◆ GOAL OF THE EXERCISE: Below is some material; transcribe all of it exactly.

>> BEGIN DATA SHOWN

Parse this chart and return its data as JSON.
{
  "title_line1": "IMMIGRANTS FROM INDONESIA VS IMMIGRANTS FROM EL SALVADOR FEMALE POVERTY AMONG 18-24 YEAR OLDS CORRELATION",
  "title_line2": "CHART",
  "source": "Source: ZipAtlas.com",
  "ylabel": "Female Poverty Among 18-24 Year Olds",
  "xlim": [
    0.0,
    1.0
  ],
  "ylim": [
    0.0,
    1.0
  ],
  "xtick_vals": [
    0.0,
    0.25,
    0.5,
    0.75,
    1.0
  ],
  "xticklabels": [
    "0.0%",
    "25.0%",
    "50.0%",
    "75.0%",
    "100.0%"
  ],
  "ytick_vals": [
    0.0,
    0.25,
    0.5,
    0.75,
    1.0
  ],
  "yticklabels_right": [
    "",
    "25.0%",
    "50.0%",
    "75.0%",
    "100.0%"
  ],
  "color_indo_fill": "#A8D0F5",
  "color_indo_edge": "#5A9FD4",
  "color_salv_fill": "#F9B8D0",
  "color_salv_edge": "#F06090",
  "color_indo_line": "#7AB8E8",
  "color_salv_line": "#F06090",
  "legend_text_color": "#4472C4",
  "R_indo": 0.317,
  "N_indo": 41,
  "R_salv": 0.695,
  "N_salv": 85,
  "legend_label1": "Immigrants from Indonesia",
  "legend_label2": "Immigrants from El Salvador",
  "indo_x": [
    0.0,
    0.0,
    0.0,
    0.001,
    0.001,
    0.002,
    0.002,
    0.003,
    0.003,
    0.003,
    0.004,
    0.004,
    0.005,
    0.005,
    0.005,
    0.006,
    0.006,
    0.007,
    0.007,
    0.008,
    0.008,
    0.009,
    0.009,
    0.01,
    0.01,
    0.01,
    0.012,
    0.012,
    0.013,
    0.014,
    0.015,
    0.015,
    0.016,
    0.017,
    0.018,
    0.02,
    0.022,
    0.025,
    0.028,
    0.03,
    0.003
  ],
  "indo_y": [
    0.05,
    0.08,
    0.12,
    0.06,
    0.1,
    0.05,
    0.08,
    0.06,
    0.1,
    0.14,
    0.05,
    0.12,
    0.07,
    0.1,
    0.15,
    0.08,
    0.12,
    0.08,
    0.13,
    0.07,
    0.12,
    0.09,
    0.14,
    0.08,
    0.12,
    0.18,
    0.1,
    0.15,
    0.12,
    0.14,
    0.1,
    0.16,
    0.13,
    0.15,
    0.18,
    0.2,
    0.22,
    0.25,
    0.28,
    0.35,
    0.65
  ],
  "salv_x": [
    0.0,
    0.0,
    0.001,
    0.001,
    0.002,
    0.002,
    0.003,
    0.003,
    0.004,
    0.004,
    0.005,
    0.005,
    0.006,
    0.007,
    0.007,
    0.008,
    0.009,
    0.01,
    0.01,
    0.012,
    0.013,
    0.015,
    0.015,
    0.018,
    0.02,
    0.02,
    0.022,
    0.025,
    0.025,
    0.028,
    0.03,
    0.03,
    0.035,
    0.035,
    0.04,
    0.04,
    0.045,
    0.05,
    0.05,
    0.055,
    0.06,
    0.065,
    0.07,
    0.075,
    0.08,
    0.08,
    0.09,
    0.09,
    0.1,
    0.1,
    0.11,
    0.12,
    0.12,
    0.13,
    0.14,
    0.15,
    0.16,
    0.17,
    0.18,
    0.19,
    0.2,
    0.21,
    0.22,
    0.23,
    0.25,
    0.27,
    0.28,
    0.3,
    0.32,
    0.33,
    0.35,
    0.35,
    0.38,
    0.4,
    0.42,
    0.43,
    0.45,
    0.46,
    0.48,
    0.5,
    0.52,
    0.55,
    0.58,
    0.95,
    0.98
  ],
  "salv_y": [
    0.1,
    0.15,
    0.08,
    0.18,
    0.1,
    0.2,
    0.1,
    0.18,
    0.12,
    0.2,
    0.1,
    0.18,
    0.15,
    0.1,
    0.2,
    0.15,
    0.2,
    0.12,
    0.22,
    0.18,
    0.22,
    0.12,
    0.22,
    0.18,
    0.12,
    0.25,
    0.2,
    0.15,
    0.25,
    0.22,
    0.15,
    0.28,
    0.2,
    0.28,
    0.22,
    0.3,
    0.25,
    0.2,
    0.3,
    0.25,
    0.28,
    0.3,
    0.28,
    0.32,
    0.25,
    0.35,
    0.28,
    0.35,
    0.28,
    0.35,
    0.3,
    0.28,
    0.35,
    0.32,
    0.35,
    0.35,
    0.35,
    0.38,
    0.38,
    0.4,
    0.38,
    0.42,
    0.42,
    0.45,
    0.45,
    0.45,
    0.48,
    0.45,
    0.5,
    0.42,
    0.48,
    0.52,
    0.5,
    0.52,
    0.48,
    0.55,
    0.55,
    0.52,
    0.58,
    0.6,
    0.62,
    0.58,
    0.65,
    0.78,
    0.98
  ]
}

>> END DATA SHOWN

◆ ANSWER IN FULL:
Parse this chart and return its data as JSON.
{
  "title_line1": "IMMIGRANTS FROM INDONESIA VS IMMIGRANTS FROM EL SALVADOR FEMALE POVERTY AMONG 18-24 YEAR OLDS CORRELATION",
  "title_line2": "CHART",
  "source": "Source: ZipAtlas.com",
  "ylabel": "Female Poverty Among 18-24 Year Olds",
  "xlim": [
    0.0,
    1.0
  ],
  "ylim": [
    0.0,
    1.0
  ],
  "xtick_vals": [
    0.0,
    0.25,
    0.5,
    0.75,
    1.0
  ],
  "xticklabels": [
    "0.0%",
    "25.0%",
    "50.0%",
    "75.0%",
    "100.0%"
  ],
  "ytick_vals": [
    0.0,
    0.25,
    0.5,
    0.75,
    1.0
  ],
  "yticklabels_right": [
    "",
    "25.0%",
    "50.0%",
    "75.0%",
    "100.0%"
  ],
  "color_indo_fill": "#A8D0F5",
  "color_indo_edge": "#5A9FD4",
  "color_salv_fill": "#F9B8D0",
  "color_salv_edge": "#F06090",
  "color_indo_line": "#7AB8E8",
  "color_salv_line": "#F06090",
  "legend_text_color": "#4472C4",
  "R_indo": 0.317,
  "N_indo": 41,
  "R_salv": 0.695,
  "N_salv": 85,
  "legend_label1": "Immigrants from Indonesia",
  "legend_label2": "Immigrants from El Salvador",
  "indo_x": [
    0.0,
    0.0,
    0.0,
    0.001,
    0.001,
    0.002,
    0.002,
    0.003,
    0.003,
    0.003,
    0.004,
    0.004,
    0.005,
    0.005,
    0.005,
    0.006,
    0.006,
    0.007,
    0.007,
    0.008,
    0.008,
    0.009,
    0.009,
    0.01,
    0.01,
    0.01,
    0.012,
    0.012,
    0.013,
    0.014,
    0.015,
    0.015,
    0.016,
    0.017,
    0.018,
    0.02,
    0.022,
    0.025,
    0.028,
    0.03,
    0.003
  ],
  "indo_y": [
    0.05,
    0.08,
    0.12,
    0.06,
    0.1,
    0.05,
    0.08,
    0.06,
    0.1,
    0.14,
    0.05,
    0.12,
    0.07,
    0.1,
    0.15,
    0.08,
    0.12,
    0.08,
    0.13,
    0.07,
    0.12,
    0.09,
    0.14,
    0.08,
    0.12,
    0.18,
    0.1,
    0.15,
    0.12,
    0.14,
    0.1,
    0.16,
    0.13,
    0.15,
    0.18,
    0.2,
    0.22,
    0.25,
    0.28,
    0.35,
    0.65
  ],
  "salv_x": [
    0.0,
    0.0,
    0.001,
    0.001,
    0.002,
    0.002,
    0.003,
    0.003,
    0.004,
    0.004,
    0.005,
    0.005,
    0.006,
    0.007,
    0.007,
    0.008,
    0.009,
    0.01,
    0.01,
    0.012,
    0.013,
    0.015,
    0.015,
    0.018,
    0.02,
    0.02,
    0.022,
    0.025,
    0.025,
    0.028,
    0.03,
    0.03,
    0.035,
    0.035,
    0.04,
    0.04,
    0.045,
    0.05,
    0.05,
    0.055,
    0.06,
    0.065,
    0.07,
    0.075,
    0.08,
    0.08,
    0.09,
    0.09,
    0.1,
    0.1,
    0.11,
    0.12,
    0.12,
    0.13,
    0.14,
    0.15,
    0.16,
    0.17,
    0.18,
    0.19,
    0.2,
    0.21,
    0.22,
    0.23,
    0.25,
    0.27,
    0.28,
    0.3,
    0.32,
    0.33,
    0.35,
    0.35,
    0.38,
    0.4,
    0.42,
    0.43,
    0.45,
    0.46,
    0.48,
    0.5,
    0.52,
    0.55,
    0.58,
    0.95,
    0.98
  ],
  "salv_y": [
    0.1,
    0.15,
    0.08,
    0.18,
    0.1,
    0.2,
    0.1,
    0.18,
    0.12,
    0.2,
    0.1,
    0.18,
    0.15,
    0.1,
    0.2,
    0.15,
    0.2,
    0.12,
    0.22,
    0.18,
    0.22,
    0.12,
    0.22,
    0.18,
    0.12,
    0.25,
    0.2,
    0.15,
    0.25,
    0.22,
    0.15,
    0.28,
    0.2,
    0.28,
    0.22,
    0.3,
    0.25,
    0.2,
    0.3,
    0.25,
    0.28,
    0.3,
    0.28,
    0.32,
    0.25,
    0.35,
    0.28,
    0.35,
    0.28,
    0.35,
    0.3,
    0.28,
    0.35,
    0.32,
    0.35,
    0.35,
    0.35,
    0.38,
    0.38,
    0.4,
    0.38,
    0.42,
    0.42,
    0.45,
    0.45,
    0.45,
    0.48,
    0.45,
    0.5,
    0.42,
    0.48,
    0.52,
    0.5,
    0.52,
    0.48,
    0.55,
    0.55,
    0.52,
    0.58,
    0.6,
    0.62,
    0.58,
    0.65,
    0.78,
    0.98
  ]
}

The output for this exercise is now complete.